◆ Direction ◆
All entries must be repeated exactly; do not include the pictures.
----
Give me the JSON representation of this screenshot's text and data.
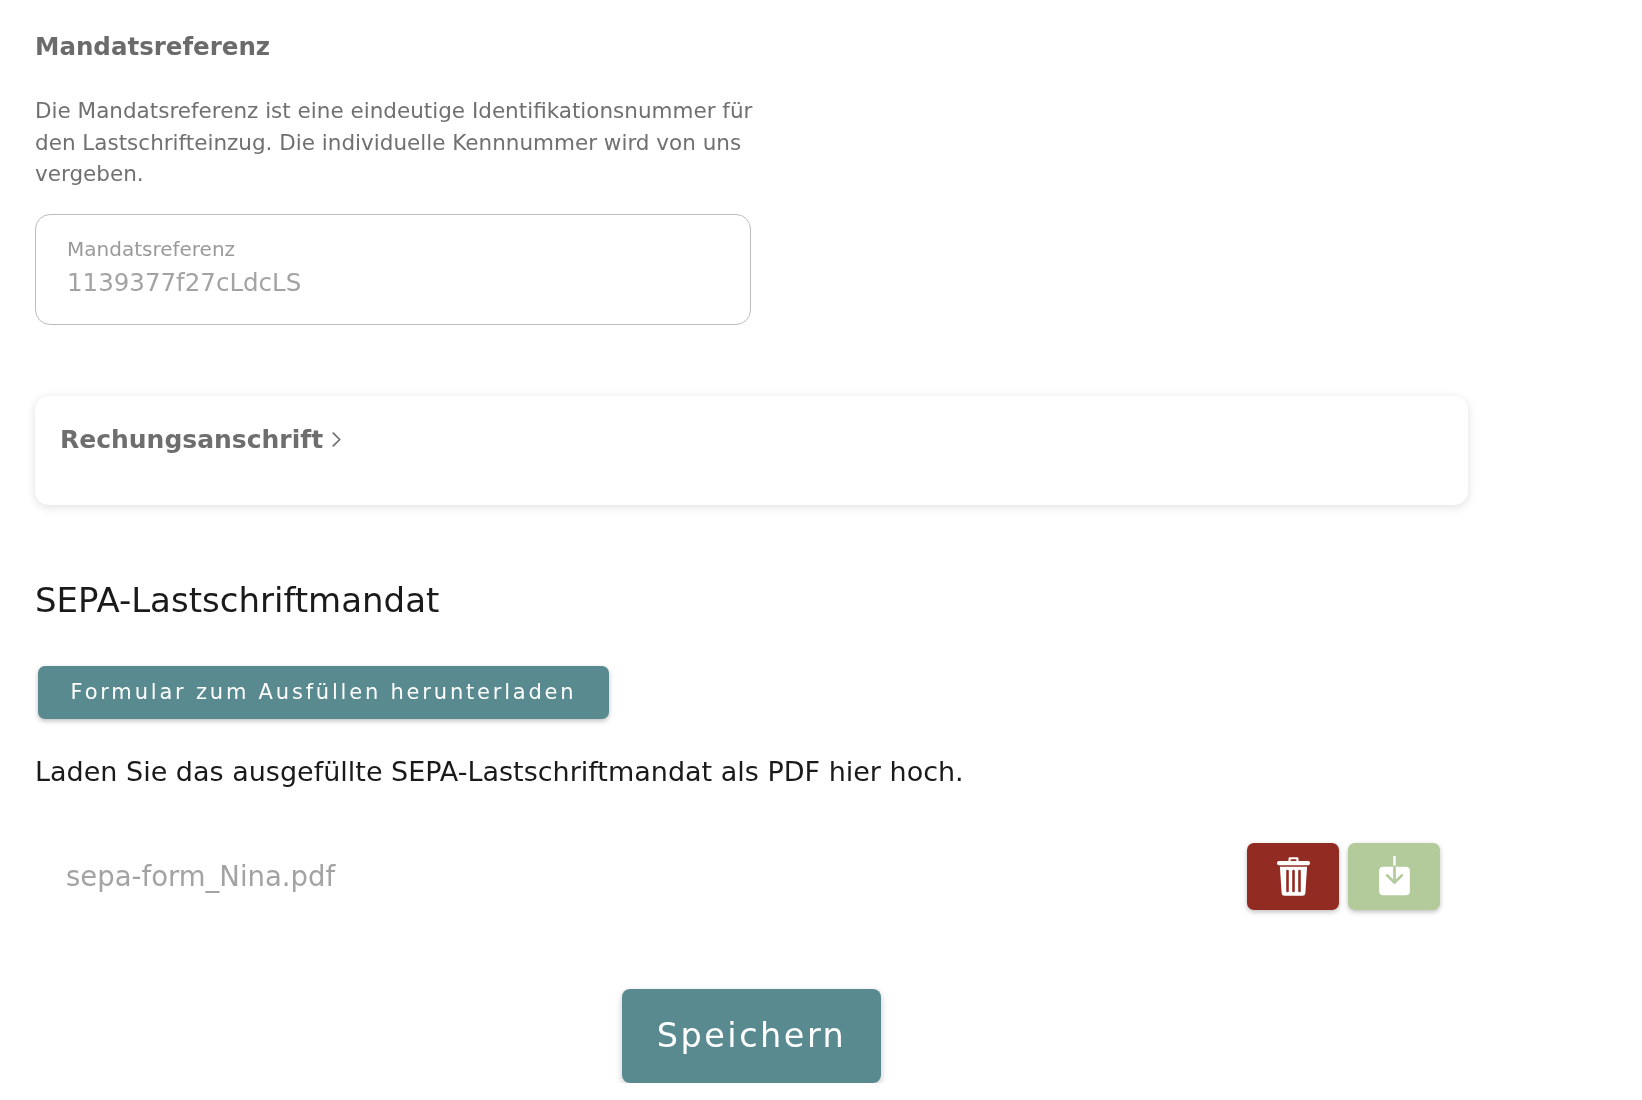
{
  "mandate_reference": {
    "heading": "Mandatsreferenz",
    "description": "Die Mandatsreferenz ist eine eindeutige Identifikationsnummer für den Lastschrifteinzug. Die individuelle Kennnummer wird von uns vergeben.",
    "field": {
      "label": "Mandatsreferenz",
      "value": "1139377f27cLdcLS"
    }
  },
  "billing_address": {
    "title": "Rechungsanschrift",
    "expanded": false
  },
  "sepa_mandate": {
    "heading": "SEPA-Lastschriftmandat",
    "download_form_button": "Formular zum Ausfüllen herunterladen",
    "instruction": "Laden Sie das ausgefüllte SEPA-Lastschriftmandat als PDF hier hoch.",
    "file": {
      "name": "sepa-form_Nina.pdf"
    }
  },
  "save_button": "Speichern"
}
----
◆ Exercise answer ◆
Give me the JSON representation of this screenshot's text and data.
{
  "mandate_reference": {
    "heading": "Mandatsreferenz",
    "description": "Die Mandatsreferenz ist eine eindeutige Identifikationsnummer für den Lastschrifteinzug. Die individuelle Kennnummer wird von uns vergeben.",
    "field": {
      "label": "Mandatsreferenz",
      "value": "1139377f27cLdcLS"
    }
  },
  "billing_address": {
    "title": "Rechungsanschrift",
    "expanded": false
  },
  "sepa_mandate": {
    "heading": "SEPA-Lastschriftmandat",
    "download_form_button": "Formular zum Ausfüllen herunterladen",
    "instruction": "Laden Sie das ausgefüllte SEPA-Lastschriftmandat als PDF hier hoch.",
    "file": {
      "name": "sepa-form_Nina.pdf"
    }
  },
  "save_button": "Speichern"
}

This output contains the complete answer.